**Exercise directions**.
Repeat each line exactly, leaving nothing out.

## begin Given records

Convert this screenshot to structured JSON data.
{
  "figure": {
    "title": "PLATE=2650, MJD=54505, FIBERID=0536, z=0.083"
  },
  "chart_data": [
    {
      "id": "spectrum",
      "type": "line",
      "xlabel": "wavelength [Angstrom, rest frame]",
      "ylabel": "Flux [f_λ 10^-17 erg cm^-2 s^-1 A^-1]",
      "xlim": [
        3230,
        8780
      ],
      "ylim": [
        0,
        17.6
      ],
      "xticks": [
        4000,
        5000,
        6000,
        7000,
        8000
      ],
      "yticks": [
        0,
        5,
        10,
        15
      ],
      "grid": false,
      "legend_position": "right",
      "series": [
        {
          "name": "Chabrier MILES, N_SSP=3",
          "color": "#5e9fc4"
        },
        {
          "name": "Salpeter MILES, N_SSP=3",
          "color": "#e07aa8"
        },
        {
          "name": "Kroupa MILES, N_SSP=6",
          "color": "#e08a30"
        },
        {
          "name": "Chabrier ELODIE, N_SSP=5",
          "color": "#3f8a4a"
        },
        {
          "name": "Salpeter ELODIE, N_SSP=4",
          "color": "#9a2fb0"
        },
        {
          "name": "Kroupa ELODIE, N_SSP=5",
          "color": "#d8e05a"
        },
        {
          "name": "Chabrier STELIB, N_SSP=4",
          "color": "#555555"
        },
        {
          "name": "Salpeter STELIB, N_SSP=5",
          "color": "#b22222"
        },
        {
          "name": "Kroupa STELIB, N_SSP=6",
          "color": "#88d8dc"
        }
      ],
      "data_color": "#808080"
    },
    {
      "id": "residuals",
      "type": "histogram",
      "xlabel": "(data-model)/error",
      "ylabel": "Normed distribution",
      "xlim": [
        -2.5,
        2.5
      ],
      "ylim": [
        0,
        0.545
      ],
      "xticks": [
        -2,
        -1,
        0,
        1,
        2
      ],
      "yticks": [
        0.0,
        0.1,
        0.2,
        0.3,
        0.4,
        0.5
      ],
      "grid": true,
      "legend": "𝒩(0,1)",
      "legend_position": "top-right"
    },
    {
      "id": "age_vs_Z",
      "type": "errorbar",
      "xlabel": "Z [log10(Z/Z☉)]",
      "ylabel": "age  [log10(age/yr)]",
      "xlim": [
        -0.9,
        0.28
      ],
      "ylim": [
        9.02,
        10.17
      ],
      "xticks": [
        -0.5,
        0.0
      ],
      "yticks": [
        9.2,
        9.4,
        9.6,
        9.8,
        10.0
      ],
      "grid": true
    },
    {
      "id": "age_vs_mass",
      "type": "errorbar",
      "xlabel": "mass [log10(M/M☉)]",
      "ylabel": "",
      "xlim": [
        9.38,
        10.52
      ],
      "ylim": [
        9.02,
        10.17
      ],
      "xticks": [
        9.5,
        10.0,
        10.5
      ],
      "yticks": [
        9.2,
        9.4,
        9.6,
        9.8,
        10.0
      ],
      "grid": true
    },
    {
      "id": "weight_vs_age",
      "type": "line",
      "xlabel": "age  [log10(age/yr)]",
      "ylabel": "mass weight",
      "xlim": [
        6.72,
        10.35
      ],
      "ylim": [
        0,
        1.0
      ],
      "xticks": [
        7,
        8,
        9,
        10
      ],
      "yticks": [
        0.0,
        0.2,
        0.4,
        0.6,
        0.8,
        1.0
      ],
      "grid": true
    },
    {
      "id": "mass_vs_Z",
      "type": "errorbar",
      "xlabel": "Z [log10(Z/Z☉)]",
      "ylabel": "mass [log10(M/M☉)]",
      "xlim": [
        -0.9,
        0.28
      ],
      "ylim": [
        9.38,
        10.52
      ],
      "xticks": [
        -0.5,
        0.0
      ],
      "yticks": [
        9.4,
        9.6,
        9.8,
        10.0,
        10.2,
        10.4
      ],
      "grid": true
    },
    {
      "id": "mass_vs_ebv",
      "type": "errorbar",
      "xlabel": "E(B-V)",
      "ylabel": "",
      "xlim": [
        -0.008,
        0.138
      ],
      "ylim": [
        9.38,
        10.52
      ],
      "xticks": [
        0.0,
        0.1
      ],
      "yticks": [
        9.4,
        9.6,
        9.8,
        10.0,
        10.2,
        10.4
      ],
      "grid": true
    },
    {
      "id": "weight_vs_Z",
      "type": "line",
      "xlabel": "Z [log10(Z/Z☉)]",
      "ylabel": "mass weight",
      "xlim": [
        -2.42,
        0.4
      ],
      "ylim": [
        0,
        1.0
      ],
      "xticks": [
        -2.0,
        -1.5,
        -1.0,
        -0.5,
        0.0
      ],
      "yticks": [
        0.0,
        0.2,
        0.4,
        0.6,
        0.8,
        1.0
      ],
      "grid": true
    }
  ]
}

## end Given records

**Result of the task**.
Convert this screenshot to structured JSON data.
{
  "figure": {
    "title": "PLATE=2650, MJD=54505, FIBERID=0536, z=0.083"
  },
  "chart_data": [
    {
      "id": "spectrum",
      "type": "line",
      "xlabel": "wavelength [Angstrom, rest frame]",
      "ylabel": "Flux [f_λ 10^-17 erg cm^-2 s^-1 A^-1]",
      "xlim": [
        3230,
        8780
      ],
      "ylim": [
        0,
        17.6
      ],
      "xticks": [
        4000,
        5000,
        6000,
        7000,
        8000
      ],
      "yticks": [
        0,
        5,
        10,
        15
      ],
      "grid": false,
      "legend_position": "right",
      "series": [
        {
          "name": "Chabrier MILES, N_SSP=3",
          "color": "#5e9fc4"
        },
        {
          "name": "Salpeter MILES, N_SSP=3",
          "color": "#e07aa8"
        },
        {
          "name": "Kroupa MILES, N_SSP=6",
          "color": "#e08a30"
        },
        {
          "name": "Chabrier ELODIE, N_SSP=5",
          "color": "#3f8a4a"
        },
        {
          "name": "Salpeter ELODIE, N_SSP=4",
          "color": "#9a2fb0"
        },
        {
          "name": "Kroupa ELODIE, N_SSP=5",
          "color": "#d8e05a"
        },
        {
          "name": "Chabrier STELIB, N_SSP=4",
          "color": "#555555"
        },
        {
          "name": "Salpeter STELIB, N_SSP=5",
          "color": "#b22222"
        },
        {
          "name": "Kroupa STELIB, N_SSP=6",
          "color": "#88d8dc"
        }
      ],
      "data_color": "#808080"
    },
    {
      "id": "residuals",
      "type": "histogram",
      "xlabel": "(data-model)/error",
      "ylabel": "Normed distribution",
      "xlim": [
        -2.5,
        2.5
      ],
      "ylim": [
        0,
        0.545
      ],
      "xticks": [
        -2,
        -1,
        0,
        1,
        2
      ],
      "yticks": [
        0.0,
        0.1,
        0.2,
        0.3,
        0.4,
        0.5
      ],
      "grid": true,
      "legend": "𝒩(0,1)",
      "legend_position": "top-right"
    },
    {
      "id": "age_vs_Z",
      "type": "errorbar",
      "xlabel": "Z [log10(Z/Z☉)]",
      "ylabel": "age  [log10(age/yr)]",
      "xlim": [
        -0.9,
        0.28
      ],
      "ylim": [
        9.02,
        10.17
      ],
      "xticks": [
        -0.5,
        0.0
      ],
      "yticks": [
        9.2,
        9.4,
        9.6,
        9.8,
        10.0
      ],
      "grid": true
    },
    {
      "id": "age_vs_mass",
      "type": "errorbar",
      "xlabel": "mass [log10(M/M☉)]",
      "ylabel": "",
      "xlim": [
        9.38,
        10.52
      ],
      "ylim": [
        9.02,
        10.17
      ],
      "xticks": [
        9.5,
        10.0,
        10.5
      ],
      "yticks": [
        9.2,
        9.4,
        9.6,
        9.8,
        10.0
      ],
      "grid": true
    },
    {
      "id": "weight_vs_age",
      "type": "line",
      "xlabel": "age  [log10(age/yr)]",
      "ylabel": "mass weight",
      "xlim": [
        6.72,
        10.35
      ],
      "ylim": [
        0,
        1.0
      ],
      "xticks": [
        7,
        8,
        9,
        10
      ],
      "yticks": [
        0.0,
        0.2,
        0.4,
        0.6,
        0.8,
        1.0
      ],
      "grid": true
    },
    {
      "id": "mass_vs_Z",
      "type": "errorbar",
      "xlabel": "Z [log10(Z/Z☉)]",
      "ylabel": "mass [log10(M/M☉)]",
      "xlim": [
        -0.9,
        0.28
      ],
      "ylim": [
        9.38,
        10.52
      ],
      "xticks": [
        -0.5,
        0.0
      ],
      "yticks": [
        9.4,
        9.6,
        9.8,
        10.0,
        10.2,
        10.4
      ],
      "grid": true
    },
    {
      "id": "mass_vs_ebv",
      "type": "errorbar",
      "xlabel": "E(B-V)",
      "ylabel": "",
      "xlim": [
        -0.008,
        0.138
      ],
      "ylim": [
        9.38,
        10.52
      ],
      "xticks": [
        0.0,
        0.1
      ],
      "yticks": [
        9.4,
        9.6,
        9.8,
        10.0,
        10.2,
        10.4
      ],
      "grid": true
    },
    {
      "id": "weight_vs_Z",
      "type": "line",
      "xlabel": "Z [log10(Z/Z☉)]",
      "ylabel": "mass weight",
      "xlim": [
        -2.42,
        0.4
      ],
      "ylim": [
        0,
        1.0
      ],
      "xticks": [
        -2.0,
        -1.5,
        -1.0,
        -0.5,
        0.0
      ],
      "yticks": [
        0.0,
        0.2,
        0.4,
        0.6,
        0.8,
        1.0
      ],
      "grid": true
    }
  ]
}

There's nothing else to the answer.